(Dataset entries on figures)
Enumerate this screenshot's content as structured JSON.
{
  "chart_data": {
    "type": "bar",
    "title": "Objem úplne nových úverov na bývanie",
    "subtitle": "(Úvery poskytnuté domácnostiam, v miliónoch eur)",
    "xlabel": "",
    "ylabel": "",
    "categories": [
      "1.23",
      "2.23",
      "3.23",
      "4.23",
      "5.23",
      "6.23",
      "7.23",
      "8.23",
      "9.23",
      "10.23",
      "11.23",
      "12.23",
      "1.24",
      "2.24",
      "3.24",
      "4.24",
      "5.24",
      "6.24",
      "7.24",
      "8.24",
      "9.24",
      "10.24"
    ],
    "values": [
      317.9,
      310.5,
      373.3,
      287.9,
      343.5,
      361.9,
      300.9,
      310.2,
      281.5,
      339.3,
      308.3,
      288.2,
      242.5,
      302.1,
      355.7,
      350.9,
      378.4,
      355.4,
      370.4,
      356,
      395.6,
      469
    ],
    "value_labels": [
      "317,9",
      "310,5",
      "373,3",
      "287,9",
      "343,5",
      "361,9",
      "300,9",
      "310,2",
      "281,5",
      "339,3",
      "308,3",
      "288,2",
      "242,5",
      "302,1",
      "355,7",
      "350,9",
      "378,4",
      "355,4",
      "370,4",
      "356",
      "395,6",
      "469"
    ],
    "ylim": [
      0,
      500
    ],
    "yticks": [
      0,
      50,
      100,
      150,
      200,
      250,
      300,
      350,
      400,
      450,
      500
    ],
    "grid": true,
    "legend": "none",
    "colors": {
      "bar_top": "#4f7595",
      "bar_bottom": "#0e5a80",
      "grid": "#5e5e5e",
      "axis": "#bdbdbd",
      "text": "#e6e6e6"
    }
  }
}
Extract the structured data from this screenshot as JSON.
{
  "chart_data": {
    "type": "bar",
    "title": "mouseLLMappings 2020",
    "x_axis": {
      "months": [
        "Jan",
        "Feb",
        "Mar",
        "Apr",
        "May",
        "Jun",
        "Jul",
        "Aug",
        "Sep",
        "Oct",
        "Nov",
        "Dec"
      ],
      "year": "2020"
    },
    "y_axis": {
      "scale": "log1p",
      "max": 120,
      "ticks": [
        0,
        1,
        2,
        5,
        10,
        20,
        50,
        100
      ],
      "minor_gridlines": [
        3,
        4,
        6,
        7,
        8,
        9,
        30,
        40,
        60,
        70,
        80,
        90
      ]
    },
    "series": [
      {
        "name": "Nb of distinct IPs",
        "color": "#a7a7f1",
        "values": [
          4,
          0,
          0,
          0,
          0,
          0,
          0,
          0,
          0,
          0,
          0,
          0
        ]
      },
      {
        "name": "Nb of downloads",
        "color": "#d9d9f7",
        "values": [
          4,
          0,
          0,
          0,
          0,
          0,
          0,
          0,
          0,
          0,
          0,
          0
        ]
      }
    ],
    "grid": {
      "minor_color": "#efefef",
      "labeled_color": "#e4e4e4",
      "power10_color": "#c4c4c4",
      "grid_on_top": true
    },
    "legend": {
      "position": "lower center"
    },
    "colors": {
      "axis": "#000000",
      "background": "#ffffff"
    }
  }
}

## The request
From the listing above, copy out each line where the word "structured" appears.

## Full solution
Enumerate this screenshot's content as structured JSON.
Extract the structured data from this screenshot as JSON.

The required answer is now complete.